INPUT DATA:
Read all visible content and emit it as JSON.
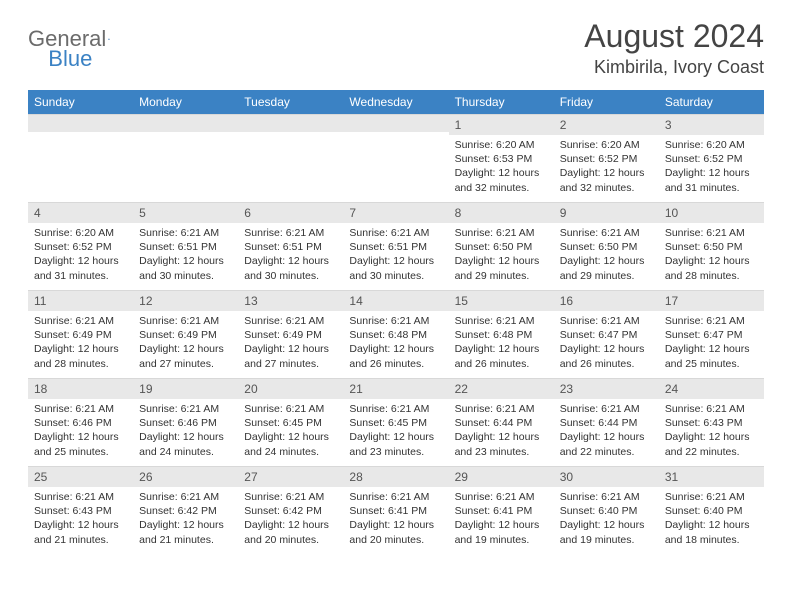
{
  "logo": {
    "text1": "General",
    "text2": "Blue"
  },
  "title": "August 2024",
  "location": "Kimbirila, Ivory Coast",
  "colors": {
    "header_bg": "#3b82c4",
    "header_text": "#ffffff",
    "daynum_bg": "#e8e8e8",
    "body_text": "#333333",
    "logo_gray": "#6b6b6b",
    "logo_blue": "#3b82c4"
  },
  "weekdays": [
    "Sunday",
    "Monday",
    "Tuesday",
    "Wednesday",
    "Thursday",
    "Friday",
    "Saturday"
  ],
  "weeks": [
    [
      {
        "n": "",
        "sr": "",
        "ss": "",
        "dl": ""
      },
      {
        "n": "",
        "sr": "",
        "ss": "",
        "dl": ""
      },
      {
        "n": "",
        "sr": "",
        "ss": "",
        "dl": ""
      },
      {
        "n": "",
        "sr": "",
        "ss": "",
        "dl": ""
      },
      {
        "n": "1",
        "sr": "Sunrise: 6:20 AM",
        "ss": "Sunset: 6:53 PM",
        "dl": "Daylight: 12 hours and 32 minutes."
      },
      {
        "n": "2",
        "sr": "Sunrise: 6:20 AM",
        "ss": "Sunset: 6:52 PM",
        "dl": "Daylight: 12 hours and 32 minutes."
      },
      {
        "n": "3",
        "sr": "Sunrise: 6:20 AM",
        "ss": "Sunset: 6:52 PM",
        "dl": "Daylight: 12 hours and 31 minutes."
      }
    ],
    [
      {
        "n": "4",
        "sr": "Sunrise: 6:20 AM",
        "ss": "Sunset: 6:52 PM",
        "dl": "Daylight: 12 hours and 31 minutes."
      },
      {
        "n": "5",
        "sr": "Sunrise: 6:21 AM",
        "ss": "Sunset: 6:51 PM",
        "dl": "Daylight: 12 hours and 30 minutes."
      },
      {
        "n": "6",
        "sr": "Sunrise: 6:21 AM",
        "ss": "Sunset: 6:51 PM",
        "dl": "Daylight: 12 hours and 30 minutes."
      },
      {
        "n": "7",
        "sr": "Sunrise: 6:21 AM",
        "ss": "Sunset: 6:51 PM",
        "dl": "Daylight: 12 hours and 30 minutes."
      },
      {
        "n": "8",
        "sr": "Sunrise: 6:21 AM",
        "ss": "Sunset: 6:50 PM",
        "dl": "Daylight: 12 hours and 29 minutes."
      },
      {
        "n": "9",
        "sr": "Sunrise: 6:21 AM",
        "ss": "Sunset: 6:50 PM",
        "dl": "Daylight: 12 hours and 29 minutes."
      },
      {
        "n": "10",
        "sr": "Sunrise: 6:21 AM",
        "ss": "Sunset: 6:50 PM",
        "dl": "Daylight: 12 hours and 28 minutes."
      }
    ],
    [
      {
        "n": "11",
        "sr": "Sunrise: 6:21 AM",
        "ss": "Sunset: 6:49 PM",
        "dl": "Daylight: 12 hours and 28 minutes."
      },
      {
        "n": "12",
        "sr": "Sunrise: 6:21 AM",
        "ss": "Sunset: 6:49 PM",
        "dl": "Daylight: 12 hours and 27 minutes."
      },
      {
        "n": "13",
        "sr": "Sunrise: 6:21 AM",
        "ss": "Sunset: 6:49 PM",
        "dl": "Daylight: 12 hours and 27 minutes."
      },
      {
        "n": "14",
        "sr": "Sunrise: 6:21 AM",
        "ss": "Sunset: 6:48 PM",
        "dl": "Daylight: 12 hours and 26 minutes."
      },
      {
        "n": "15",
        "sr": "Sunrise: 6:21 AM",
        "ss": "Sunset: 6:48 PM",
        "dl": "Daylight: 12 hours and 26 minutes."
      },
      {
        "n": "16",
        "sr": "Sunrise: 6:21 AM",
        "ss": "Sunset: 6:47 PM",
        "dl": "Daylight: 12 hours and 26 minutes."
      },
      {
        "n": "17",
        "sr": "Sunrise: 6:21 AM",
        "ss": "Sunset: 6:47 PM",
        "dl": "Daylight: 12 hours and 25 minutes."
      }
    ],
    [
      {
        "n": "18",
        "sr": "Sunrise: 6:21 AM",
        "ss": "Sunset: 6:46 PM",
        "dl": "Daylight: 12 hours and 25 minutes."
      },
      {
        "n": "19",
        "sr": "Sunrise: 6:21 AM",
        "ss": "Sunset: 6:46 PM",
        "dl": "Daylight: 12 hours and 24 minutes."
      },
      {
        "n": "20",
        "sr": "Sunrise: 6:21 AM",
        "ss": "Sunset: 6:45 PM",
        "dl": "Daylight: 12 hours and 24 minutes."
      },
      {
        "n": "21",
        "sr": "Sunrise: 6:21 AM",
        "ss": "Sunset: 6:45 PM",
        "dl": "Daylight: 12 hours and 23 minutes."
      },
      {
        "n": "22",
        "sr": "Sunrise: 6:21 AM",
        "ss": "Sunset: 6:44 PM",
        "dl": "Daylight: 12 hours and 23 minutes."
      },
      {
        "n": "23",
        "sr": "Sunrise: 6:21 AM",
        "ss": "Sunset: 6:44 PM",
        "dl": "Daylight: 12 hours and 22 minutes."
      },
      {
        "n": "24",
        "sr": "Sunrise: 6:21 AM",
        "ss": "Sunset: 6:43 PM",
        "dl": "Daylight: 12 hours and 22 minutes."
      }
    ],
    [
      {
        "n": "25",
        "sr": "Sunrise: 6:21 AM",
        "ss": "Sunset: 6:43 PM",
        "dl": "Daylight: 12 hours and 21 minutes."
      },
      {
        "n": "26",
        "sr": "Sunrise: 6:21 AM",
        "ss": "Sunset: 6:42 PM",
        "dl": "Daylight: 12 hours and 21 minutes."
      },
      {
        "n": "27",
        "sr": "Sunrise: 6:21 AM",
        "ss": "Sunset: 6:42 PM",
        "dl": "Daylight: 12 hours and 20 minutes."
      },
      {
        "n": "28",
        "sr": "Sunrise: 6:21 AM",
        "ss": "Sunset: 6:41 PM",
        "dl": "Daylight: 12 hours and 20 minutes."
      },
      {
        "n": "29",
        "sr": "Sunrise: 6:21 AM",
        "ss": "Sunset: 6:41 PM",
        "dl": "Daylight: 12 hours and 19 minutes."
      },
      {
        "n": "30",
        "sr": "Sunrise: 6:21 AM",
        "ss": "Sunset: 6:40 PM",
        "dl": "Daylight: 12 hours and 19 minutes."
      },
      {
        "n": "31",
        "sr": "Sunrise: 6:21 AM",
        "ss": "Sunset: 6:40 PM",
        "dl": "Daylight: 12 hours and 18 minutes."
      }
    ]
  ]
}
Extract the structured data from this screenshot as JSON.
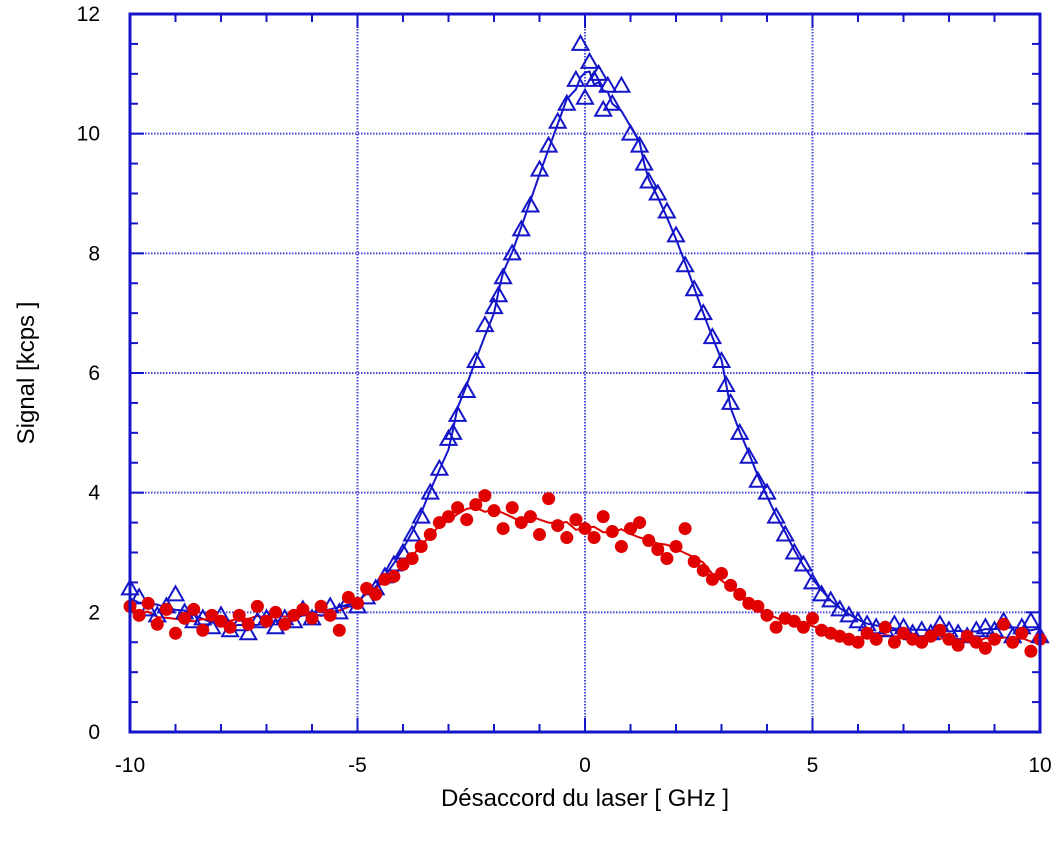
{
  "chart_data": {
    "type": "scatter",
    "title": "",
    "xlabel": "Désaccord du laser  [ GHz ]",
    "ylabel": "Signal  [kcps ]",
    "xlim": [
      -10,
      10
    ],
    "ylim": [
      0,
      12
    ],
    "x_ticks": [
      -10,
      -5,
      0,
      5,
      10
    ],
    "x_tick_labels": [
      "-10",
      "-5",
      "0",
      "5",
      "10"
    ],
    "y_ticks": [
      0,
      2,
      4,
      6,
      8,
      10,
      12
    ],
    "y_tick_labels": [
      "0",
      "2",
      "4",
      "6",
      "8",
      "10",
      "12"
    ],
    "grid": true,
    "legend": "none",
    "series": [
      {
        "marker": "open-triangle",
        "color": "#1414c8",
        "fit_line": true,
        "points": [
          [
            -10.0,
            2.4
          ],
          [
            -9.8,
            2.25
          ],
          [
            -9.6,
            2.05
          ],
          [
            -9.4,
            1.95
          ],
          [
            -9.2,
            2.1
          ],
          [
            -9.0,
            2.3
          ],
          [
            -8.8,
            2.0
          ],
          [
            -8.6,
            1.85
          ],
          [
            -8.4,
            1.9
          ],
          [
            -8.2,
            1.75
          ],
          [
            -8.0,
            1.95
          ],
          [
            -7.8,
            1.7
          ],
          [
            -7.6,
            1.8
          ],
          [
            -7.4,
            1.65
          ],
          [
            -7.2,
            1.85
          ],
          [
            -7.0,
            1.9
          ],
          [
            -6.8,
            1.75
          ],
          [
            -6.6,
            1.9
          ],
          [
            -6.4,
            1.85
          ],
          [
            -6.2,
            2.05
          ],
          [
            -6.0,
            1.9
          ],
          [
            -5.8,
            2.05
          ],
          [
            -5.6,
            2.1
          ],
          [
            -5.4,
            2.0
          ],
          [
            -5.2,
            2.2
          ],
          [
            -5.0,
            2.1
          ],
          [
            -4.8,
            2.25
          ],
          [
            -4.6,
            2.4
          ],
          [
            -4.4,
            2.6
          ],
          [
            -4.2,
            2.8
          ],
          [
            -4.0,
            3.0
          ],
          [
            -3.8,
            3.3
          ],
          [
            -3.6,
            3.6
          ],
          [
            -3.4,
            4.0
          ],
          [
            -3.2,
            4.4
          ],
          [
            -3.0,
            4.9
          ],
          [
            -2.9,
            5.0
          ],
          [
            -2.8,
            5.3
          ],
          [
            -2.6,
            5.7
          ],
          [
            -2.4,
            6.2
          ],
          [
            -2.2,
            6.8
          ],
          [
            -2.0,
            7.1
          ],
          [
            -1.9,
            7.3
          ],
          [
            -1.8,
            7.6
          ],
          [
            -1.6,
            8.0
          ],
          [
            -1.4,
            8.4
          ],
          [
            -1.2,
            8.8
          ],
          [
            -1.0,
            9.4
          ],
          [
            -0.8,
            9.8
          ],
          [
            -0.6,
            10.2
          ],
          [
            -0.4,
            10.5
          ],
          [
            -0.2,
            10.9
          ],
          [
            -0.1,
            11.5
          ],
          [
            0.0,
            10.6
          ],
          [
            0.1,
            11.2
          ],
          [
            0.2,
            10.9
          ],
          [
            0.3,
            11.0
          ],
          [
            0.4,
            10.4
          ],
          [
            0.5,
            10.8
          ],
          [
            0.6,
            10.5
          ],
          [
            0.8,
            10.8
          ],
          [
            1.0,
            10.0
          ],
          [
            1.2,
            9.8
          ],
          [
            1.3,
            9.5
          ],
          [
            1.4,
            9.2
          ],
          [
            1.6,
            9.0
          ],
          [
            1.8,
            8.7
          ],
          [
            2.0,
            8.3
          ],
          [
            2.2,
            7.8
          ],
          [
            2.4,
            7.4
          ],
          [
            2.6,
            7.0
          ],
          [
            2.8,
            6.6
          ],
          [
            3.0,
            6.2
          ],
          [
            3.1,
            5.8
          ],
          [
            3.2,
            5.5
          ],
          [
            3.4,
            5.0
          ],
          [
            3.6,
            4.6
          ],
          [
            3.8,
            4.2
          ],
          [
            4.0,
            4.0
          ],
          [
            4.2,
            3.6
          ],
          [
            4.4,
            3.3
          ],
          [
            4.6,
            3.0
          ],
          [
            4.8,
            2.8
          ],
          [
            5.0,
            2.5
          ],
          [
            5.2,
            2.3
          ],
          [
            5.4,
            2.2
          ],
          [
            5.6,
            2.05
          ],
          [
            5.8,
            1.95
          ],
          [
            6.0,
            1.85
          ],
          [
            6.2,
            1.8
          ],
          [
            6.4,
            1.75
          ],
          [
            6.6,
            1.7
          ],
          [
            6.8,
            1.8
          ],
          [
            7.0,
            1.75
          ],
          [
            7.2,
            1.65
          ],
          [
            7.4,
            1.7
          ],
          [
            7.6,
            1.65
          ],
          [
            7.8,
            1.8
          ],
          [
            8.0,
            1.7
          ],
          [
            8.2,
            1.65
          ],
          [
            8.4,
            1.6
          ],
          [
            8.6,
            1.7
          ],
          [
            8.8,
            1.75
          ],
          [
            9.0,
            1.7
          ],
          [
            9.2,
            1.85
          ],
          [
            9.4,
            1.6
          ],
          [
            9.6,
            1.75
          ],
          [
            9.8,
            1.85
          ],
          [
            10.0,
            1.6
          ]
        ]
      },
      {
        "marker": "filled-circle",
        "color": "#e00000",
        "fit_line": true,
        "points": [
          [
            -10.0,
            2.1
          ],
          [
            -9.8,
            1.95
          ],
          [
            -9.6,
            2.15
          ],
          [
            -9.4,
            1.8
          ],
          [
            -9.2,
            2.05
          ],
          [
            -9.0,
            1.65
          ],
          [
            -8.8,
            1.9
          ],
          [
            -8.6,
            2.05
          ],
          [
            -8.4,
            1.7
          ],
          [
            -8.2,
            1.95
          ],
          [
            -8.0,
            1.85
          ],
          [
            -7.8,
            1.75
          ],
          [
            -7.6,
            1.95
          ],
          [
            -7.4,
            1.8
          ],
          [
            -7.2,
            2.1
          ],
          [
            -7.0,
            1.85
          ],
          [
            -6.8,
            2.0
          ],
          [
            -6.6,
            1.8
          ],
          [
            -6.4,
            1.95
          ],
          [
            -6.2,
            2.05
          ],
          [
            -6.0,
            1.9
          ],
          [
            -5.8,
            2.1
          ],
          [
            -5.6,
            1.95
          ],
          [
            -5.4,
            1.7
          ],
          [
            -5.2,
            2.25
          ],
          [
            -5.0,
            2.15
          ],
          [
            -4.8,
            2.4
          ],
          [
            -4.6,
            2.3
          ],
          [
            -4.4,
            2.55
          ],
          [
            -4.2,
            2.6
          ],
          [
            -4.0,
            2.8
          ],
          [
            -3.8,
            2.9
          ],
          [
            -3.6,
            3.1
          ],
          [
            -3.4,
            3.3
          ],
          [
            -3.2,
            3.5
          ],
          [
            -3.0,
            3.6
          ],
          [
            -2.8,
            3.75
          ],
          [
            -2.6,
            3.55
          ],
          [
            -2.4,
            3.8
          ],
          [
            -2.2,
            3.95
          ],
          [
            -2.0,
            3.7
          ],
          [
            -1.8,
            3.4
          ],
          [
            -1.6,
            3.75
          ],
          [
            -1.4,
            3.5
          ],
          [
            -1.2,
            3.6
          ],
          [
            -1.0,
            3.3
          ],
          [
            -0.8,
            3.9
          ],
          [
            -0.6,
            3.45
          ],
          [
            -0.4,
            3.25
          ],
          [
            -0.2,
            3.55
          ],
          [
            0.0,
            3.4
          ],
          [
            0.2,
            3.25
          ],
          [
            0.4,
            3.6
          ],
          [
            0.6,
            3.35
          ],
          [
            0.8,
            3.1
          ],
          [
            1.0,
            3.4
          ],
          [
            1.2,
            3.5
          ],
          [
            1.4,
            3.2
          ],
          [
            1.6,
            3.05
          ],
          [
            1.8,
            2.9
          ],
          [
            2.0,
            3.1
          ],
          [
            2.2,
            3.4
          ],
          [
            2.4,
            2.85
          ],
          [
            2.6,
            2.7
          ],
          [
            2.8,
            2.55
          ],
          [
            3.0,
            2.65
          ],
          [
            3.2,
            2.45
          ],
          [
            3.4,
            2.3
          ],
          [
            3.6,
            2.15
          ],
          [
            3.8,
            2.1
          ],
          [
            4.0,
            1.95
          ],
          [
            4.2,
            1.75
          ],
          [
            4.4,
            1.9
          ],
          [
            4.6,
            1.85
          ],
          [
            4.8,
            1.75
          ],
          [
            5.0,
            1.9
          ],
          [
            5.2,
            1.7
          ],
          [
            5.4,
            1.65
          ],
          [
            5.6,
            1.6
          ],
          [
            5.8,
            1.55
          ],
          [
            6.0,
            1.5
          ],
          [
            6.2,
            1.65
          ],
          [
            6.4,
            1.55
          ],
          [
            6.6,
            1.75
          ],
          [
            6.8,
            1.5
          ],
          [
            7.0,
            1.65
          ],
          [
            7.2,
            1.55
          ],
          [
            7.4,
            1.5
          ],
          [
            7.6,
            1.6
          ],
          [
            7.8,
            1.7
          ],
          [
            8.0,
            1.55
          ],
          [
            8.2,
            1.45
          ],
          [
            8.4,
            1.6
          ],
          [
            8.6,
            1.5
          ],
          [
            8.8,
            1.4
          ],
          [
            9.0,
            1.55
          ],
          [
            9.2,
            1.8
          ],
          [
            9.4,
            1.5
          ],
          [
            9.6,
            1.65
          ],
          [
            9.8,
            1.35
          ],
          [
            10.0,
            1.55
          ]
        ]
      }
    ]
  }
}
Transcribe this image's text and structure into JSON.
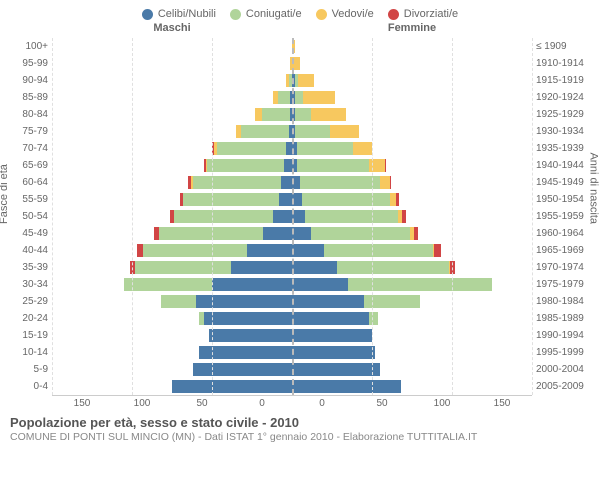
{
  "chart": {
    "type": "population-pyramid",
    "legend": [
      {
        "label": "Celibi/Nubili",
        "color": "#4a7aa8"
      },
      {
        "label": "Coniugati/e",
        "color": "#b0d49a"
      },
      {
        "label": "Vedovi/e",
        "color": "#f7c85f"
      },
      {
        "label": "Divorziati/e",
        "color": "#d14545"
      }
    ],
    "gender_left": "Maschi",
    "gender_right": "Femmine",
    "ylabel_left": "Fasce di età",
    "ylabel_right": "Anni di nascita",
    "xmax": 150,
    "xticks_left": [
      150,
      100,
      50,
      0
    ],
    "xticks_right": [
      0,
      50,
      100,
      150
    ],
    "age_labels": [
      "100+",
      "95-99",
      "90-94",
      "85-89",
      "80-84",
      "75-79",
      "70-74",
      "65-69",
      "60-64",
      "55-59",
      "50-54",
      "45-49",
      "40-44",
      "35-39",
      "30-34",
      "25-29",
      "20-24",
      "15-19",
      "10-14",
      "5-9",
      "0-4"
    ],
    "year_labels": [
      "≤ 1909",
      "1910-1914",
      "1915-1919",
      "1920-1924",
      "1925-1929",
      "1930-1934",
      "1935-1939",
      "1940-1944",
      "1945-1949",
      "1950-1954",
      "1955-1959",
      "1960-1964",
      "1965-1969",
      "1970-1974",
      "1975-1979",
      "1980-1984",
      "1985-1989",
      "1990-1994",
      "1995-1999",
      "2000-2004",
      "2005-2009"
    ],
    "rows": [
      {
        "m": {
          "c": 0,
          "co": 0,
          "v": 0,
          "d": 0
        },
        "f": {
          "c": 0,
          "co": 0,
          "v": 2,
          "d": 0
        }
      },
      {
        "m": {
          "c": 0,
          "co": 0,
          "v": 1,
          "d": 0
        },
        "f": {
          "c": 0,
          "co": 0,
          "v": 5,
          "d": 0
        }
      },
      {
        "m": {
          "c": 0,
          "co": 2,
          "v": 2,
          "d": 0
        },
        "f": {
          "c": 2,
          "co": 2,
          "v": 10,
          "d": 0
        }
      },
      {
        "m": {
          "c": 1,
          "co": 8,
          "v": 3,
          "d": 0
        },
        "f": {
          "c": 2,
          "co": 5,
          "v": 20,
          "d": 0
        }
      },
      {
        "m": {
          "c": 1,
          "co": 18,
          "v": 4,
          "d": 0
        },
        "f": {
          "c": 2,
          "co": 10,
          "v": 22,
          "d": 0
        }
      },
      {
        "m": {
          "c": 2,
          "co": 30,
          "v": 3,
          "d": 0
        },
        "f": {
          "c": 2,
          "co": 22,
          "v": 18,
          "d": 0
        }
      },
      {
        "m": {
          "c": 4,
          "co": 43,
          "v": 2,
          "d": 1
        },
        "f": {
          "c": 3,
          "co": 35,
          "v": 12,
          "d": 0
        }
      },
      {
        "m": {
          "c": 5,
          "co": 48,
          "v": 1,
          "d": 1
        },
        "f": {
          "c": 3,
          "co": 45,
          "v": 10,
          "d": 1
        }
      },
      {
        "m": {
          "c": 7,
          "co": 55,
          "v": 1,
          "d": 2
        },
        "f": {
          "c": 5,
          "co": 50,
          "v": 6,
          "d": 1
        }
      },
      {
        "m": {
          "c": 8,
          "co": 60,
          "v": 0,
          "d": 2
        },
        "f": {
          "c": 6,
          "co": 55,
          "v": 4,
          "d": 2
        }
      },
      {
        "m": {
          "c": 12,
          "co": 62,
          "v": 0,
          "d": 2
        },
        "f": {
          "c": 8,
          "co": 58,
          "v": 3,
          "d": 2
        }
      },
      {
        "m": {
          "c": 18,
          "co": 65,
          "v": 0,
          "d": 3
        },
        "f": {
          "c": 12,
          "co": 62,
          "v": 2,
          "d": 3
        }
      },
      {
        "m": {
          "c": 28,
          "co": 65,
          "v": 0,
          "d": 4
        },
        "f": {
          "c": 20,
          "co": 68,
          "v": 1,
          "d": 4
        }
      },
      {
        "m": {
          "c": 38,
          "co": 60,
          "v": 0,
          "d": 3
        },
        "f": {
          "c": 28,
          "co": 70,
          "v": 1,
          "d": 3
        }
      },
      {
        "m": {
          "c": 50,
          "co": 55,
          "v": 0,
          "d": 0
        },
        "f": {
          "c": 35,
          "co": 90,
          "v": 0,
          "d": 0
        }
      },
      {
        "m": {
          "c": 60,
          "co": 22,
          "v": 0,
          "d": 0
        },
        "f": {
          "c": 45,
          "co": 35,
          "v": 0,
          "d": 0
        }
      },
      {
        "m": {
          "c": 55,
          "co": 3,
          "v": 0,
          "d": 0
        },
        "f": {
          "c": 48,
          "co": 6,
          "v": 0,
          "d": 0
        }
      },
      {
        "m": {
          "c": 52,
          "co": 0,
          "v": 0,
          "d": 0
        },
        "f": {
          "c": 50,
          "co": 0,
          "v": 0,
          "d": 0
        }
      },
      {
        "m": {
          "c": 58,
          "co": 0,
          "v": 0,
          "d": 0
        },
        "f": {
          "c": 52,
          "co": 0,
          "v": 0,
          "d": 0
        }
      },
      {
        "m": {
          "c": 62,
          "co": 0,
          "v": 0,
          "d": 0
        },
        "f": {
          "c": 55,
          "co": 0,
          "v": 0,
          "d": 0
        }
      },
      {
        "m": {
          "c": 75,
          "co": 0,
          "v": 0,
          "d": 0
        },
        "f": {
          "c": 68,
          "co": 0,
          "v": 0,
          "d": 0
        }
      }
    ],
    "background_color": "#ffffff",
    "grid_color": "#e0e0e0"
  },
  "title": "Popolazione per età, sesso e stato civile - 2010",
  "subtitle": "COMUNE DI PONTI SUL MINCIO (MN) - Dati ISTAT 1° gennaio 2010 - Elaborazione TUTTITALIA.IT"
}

GIVEN TASK: Filter the records above for lines containing the word "this", and copy those lines.

RESPONSE BELOW:
Extract the structured data from this screenshot as JSON.
Transcribe this image's text and structure into JSON.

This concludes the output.